### WHAT YOU NEED TO DO:
Transcribe every record that appears below, exactly and in full.

### DATA EXCERPTS:
* * * *

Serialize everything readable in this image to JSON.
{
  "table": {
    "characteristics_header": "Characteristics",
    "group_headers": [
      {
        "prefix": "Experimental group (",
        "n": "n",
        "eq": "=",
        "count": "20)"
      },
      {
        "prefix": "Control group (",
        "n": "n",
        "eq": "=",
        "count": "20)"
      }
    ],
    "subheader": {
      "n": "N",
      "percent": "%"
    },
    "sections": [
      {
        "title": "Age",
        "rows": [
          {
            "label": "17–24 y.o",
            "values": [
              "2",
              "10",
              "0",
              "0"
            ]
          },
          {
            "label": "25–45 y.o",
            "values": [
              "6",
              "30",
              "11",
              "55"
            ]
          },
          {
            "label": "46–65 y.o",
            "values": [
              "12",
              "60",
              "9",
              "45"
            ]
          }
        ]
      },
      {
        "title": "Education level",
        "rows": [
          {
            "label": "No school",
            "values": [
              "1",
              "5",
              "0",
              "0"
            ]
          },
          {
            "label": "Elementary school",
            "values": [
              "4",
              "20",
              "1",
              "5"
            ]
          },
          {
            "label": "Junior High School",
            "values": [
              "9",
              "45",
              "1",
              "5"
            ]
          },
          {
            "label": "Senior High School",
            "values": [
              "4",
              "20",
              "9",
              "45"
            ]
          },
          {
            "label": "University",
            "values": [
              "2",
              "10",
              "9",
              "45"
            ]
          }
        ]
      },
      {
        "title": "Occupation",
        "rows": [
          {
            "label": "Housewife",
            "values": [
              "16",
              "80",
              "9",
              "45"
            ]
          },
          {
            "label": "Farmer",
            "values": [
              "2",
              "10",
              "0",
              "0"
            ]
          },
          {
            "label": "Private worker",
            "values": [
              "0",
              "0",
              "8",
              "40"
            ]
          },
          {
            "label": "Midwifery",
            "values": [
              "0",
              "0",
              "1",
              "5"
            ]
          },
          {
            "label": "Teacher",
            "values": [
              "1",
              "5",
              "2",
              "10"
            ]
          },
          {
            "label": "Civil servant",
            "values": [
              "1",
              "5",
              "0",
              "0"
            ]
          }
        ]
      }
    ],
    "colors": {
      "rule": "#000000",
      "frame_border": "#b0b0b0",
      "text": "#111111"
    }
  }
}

* * * *

### SOLUTION BELOW:
Serialize everything readable in this image to JSON.
{
  "table": {
    "characteristics_header": "Characteristics",
    "group_headers": [
      {
        "prefix": "Experimental group (",
        "n": "n",
        "eq": "=",
        "count": "20)"
      },
      {
        "prefix": "Control group (",
        "n": "n",
        "eq": "=",
        "count": "20)"
      }
    ],
    "subheader": {
      "n": "N",
      "percent": "%"
    },
    "sections": [
      {
        "title": "Age",
        "rows": [
          {
            "label": "17–24 y.o",
            "values": [
              "2",
              "10",
              "0",
              "0"
            ]
          },
          {
            "label": "25–45 y.o",
            "values": [
              "6",
              "30",
              "11",
              "55"
            ]
          },
          {
            "label": "46–65 y.o",
            "values": [
              "12",
              "60",
              "9",
              "45"
            ]
          }
        ]
      },
      {
        "title": "Education level",
        "rows": [
          {
            "label": "No school",
            "values": [
              "1",
              "5",
              "0",
              "0"
            ]
          },
          {
            "label": "Elementary school",
            "values": [
              "4",
              "20",
              "1",
              "5"
            ]
          },
          {
            "label": "Junior High School",
            "values": [
              "9",
              "45",
              "1",
              "5"
            ]
          },
          {
            "label": "Senior High School",
            "values": [
              "4",
              "20",
              "9",
              "45"
            ]
          },
          {
            "label": "University",
            "values": [
              "2",
              "10",
              "9",
              "45"
            ]
          }
        ]
      },
      {
        "title": "Occupation",
        "rows": [
          {
            "label": "Housewife",
            "values": [
              "16",
              "80",
              "9",
              "45"
            ]
          },
          {
            "label": "Farmer",
            "values": [
              "2",
              "10",
              "0",
              "0"
            ]
          },
          {
            "label": "Private worker",
            "values": [
              "0",
              "0",
              "8",
              "40"
            ]
          },
          {
            "label": "Midwifery",
            "values": [
              "0",
              "0",
              "1",
              "5"
            ]
          },
          {
            "label": "Teacher",
            "values": [
              "1",
              "5",
              "2",
              "10"
            ]
          },
          {
            "label": "Civil servant",
            "values": [
              "1",
              "5",
              "0",
              "0"
            ]
          }
        ]
      }
    ],
    "colors": {
      "rule": "#000000",
      "frame_border": "#b0b0b0",
      "text": "#111111"
    }
  }
}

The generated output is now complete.